- RECORDS FOR THE TASK
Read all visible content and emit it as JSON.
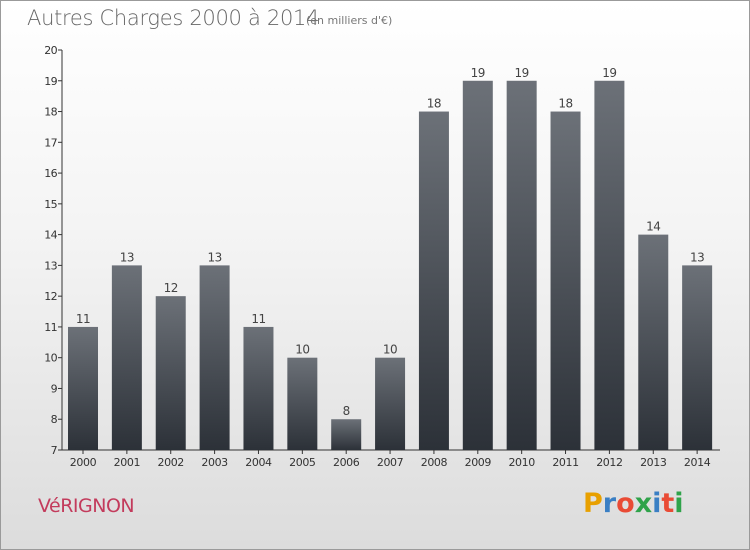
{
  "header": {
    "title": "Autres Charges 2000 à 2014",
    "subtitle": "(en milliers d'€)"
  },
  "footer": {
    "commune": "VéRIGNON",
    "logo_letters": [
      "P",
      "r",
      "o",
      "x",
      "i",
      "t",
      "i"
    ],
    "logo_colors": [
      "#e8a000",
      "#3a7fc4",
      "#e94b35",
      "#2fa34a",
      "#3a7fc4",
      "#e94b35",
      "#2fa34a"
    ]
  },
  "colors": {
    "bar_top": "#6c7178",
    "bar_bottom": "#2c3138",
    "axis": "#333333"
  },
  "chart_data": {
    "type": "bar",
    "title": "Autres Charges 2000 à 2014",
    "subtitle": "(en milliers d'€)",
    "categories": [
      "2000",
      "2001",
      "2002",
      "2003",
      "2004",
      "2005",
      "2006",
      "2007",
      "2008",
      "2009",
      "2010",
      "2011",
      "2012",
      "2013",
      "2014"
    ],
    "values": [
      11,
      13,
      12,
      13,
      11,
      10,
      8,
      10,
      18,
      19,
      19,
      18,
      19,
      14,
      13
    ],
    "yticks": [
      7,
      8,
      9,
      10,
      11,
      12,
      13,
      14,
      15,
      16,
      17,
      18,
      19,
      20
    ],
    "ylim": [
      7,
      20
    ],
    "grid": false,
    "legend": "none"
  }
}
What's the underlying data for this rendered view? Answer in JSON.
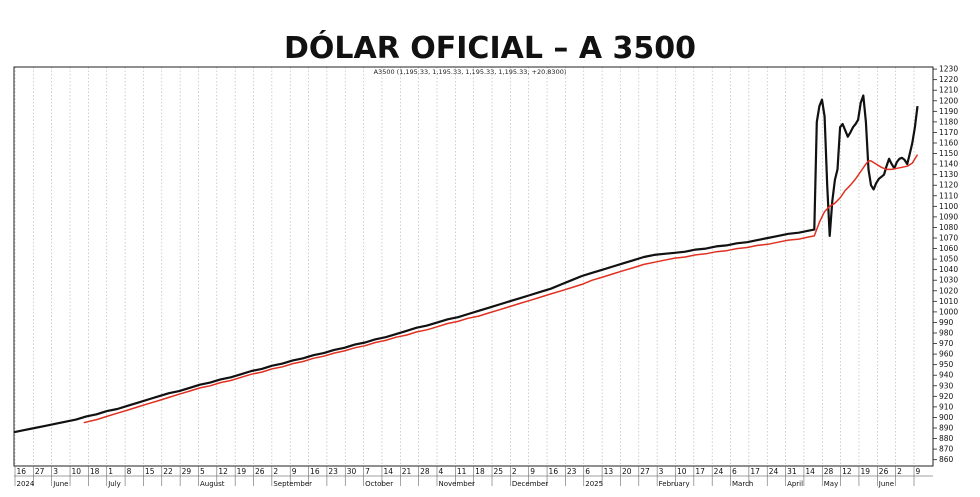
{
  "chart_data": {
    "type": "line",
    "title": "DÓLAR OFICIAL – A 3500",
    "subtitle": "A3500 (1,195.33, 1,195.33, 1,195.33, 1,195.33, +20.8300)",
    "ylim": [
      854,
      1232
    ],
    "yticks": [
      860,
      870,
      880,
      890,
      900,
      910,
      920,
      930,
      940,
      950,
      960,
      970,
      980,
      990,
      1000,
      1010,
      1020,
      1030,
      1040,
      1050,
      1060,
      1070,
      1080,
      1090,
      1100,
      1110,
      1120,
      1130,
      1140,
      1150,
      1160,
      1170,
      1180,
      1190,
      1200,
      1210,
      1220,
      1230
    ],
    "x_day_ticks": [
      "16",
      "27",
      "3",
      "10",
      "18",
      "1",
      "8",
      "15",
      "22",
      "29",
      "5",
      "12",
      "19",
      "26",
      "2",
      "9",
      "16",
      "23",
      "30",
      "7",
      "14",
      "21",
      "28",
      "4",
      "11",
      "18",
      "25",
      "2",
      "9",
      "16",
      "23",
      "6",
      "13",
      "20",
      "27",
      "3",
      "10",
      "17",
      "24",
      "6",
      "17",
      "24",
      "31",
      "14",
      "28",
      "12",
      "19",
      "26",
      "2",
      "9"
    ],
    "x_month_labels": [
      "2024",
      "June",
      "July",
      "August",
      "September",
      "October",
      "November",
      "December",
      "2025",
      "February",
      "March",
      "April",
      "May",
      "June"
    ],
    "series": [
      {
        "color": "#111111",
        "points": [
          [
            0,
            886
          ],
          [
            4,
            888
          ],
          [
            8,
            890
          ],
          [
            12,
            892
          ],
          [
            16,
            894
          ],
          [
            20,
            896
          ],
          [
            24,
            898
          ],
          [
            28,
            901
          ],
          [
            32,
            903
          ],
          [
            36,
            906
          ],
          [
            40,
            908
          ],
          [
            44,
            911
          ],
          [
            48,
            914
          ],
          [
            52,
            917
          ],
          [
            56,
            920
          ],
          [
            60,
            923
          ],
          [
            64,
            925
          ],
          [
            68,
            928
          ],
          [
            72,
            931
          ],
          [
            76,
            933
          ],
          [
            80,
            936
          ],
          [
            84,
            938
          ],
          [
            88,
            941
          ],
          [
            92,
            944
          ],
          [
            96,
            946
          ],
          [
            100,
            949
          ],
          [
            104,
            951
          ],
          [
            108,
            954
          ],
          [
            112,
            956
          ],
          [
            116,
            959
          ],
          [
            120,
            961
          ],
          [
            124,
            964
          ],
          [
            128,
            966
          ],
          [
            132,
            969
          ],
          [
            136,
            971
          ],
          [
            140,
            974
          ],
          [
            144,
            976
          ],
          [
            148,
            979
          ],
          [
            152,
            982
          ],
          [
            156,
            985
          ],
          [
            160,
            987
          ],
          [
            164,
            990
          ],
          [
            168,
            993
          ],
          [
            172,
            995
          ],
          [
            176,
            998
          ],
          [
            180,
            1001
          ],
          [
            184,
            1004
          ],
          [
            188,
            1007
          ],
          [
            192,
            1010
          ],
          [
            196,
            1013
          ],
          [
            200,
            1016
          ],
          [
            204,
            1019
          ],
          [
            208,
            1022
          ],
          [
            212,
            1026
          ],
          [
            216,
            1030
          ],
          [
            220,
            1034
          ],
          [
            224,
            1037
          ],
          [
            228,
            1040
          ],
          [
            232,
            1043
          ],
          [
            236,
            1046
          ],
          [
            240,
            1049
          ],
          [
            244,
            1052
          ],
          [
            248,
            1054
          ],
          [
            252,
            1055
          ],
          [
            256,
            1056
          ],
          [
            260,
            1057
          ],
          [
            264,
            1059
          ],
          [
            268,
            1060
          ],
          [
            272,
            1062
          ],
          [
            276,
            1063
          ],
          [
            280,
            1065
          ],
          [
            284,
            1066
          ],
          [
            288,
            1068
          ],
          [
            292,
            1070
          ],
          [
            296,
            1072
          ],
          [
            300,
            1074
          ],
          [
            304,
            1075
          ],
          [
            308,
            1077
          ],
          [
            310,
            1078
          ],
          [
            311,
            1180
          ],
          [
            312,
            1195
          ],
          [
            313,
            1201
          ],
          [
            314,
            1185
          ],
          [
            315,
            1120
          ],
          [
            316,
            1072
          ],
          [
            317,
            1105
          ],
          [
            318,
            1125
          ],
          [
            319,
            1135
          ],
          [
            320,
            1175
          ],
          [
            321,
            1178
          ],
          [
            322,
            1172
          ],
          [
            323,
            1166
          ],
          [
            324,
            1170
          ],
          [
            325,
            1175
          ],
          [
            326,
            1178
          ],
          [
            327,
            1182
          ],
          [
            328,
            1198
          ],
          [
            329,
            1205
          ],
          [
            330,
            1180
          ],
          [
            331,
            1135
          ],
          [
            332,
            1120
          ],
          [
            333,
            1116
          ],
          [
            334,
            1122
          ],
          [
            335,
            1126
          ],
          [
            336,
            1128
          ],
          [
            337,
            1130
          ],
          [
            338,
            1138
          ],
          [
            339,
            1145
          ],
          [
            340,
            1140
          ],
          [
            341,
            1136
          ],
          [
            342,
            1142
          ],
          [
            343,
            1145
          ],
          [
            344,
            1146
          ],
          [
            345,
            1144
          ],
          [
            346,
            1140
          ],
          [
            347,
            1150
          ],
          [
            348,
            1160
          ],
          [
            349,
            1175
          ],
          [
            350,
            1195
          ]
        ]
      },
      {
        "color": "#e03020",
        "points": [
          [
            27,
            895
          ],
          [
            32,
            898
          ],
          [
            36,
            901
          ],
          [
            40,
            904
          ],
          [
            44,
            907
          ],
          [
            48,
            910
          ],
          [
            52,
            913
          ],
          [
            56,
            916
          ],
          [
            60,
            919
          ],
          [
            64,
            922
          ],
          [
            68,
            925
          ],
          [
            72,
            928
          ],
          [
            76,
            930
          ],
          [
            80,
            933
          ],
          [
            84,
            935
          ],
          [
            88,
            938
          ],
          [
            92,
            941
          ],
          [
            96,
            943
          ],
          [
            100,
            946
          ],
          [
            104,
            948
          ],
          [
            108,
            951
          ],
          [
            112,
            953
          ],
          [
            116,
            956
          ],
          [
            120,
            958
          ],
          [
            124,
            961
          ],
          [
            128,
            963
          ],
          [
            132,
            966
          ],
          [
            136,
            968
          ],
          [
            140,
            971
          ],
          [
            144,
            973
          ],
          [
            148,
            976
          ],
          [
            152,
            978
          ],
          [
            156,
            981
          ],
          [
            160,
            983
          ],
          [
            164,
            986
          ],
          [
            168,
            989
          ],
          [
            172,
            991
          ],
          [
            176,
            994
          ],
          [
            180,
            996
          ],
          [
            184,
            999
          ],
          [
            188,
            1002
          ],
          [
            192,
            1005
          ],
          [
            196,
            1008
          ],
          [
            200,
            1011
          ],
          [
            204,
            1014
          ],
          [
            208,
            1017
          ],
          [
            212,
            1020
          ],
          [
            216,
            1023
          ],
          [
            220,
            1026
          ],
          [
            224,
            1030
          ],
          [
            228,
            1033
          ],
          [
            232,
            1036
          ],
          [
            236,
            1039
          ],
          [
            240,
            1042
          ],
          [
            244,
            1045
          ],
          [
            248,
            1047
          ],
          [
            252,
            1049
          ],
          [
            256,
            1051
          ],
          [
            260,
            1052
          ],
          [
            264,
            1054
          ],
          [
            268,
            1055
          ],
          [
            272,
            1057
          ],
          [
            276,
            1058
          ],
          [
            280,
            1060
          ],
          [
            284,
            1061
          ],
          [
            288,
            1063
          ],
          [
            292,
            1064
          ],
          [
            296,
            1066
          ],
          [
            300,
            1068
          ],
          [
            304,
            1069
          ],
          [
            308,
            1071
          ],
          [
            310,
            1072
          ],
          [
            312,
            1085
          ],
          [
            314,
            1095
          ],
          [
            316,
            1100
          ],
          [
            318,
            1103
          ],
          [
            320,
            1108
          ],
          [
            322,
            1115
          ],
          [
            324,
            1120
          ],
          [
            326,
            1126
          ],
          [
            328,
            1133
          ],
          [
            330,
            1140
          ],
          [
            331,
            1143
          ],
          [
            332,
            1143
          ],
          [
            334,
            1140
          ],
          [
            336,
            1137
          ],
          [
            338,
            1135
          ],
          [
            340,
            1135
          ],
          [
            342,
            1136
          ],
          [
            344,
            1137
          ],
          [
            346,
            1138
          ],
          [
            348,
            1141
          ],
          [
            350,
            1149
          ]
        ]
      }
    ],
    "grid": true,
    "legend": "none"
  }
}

- EXERCISE REQUIREMENTS
Search the preceding listing for "JSON" and extract every line where it is found.

- PROBLEM SOLUTION
Read all visible content and emit it as JSON.
What's the underlying data for this rendered view? Answer in JSON.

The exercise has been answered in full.